-- MATERIAL TO PROCESS follows --
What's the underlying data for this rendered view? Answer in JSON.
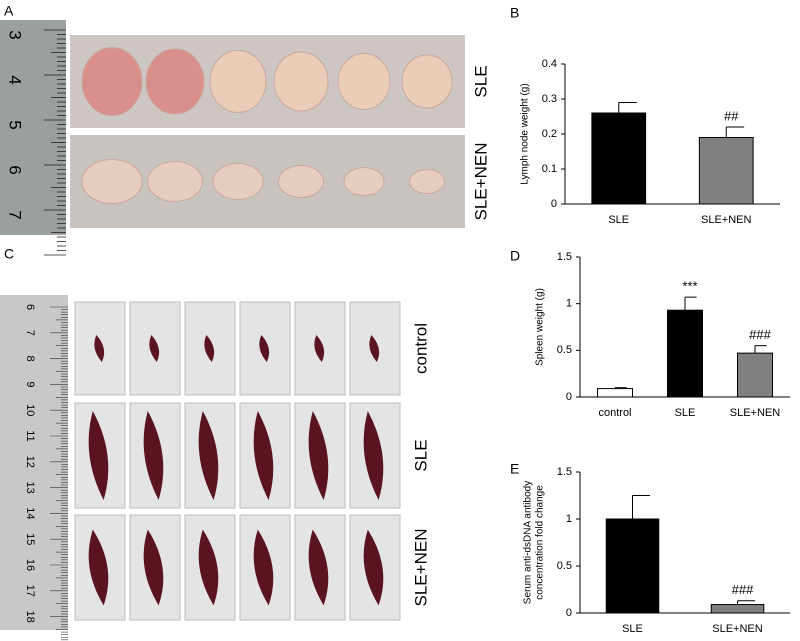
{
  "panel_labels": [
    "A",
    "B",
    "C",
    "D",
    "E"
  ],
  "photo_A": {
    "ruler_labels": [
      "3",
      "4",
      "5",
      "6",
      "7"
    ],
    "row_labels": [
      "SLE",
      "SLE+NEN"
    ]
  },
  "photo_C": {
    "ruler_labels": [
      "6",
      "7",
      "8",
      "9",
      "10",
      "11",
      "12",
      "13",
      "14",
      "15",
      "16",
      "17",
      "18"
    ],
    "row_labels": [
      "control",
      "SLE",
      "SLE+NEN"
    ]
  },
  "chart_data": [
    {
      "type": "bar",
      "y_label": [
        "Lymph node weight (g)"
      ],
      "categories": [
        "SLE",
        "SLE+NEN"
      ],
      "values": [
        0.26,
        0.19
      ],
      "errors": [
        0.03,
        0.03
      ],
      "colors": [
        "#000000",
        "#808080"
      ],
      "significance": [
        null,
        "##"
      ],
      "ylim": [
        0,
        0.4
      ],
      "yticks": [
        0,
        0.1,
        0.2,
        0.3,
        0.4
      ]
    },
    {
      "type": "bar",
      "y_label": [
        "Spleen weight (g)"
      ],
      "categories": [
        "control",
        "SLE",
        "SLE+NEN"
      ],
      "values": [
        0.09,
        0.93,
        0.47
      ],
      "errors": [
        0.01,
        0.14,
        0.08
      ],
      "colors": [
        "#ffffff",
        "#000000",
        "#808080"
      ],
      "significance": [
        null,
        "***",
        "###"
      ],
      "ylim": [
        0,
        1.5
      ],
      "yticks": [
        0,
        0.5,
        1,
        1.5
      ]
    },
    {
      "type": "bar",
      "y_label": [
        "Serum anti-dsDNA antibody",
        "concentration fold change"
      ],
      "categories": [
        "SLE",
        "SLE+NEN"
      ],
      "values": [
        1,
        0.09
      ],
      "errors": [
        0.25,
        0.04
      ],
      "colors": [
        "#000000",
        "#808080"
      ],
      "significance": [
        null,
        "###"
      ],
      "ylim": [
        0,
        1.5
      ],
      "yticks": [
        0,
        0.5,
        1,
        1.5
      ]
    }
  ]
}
-- MATERIAL TO PROCESS concluded --
-- MATERIAL TO PROCESS follows --
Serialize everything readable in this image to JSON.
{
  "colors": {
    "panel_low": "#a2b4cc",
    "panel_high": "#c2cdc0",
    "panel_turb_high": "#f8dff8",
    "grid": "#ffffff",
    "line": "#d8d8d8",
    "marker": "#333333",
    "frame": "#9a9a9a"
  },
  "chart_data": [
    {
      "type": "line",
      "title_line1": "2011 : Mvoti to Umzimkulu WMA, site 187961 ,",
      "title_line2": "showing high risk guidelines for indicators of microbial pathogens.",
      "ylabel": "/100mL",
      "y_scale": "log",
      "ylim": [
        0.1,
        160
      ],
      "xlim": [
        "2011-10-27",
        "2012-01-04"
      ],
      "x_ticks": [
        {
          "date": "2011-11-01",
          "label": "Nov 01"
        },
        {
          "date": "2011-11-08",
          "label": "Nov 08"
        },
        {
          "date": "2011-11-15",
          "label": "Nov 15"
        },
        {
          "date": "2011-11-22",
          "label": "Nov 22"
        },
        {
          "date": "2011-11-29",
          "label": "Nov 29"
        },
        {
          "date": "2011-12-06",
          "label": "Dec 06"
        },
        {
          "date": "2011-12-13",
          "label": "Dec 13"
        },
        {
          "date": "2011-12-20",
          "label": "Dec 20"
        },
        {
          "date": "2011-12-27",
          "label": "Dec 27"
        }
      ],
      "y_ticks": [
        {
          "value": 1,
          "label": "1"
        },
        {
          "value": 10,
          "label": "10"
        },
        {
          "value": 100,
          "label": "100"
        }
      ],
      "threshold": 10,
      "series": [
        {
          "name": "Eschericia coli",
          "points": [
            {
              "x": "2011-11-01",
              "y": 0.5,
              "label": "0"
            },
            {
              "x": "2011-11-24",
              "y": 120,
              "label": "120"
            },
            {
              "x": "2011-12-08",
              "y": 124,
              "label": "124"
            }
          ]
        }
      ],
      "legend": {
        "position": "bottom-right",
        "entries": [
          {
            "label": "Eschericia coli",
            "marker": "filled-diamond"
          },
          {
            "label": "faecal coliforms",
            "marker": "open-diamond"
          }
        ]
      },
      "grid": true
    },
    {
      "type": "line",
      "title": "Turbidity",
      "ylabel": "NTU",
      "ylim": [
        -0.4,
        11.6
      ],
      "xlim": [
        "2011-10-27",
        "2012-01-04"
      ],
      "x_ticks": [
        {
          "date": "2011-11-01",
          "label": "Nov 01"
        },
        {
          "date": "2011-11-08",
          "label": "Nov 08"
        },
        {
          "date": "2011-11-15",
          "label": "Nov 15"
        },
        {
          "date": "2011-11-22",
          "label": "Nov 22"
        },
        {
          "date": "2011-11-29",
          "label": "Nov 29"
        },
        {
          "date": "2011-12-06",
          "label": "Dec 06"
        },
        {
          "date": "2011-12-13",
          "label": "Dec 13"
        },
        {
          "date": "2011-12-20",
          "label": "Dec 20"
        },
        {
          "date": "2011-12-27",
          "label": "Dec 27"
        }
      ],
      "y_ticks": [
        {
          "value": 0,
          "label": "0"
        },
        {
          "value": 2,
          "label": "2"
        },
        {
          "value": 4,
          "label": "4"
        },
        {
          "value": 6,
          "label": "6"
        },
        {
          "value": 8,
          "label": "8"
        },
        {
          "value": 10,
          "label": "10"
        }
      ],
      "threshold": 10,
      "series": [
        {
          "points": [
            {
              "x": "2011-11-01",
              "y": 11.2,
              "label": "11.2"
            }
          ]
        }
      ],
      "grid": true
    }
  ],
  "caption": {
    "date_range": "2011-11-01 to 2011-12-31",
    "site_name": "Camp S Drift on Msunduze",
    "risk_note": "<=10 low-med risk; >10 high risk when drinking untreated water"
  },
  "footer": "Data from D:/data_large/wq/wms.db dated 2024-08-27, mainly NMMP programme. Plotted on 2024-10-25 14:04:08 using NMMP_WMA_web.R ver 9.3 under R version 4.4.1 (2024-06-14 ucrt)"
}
-- MATERIAL TO PROCESS concluded --
WHAT IS NEEDED -> Find every line in the records that uses the string "Eschericia", then copy it.

SOLUTION TO THIS EXERCISE ->
          "name": "Eschericia coli",
            "label": "Eschericia coli",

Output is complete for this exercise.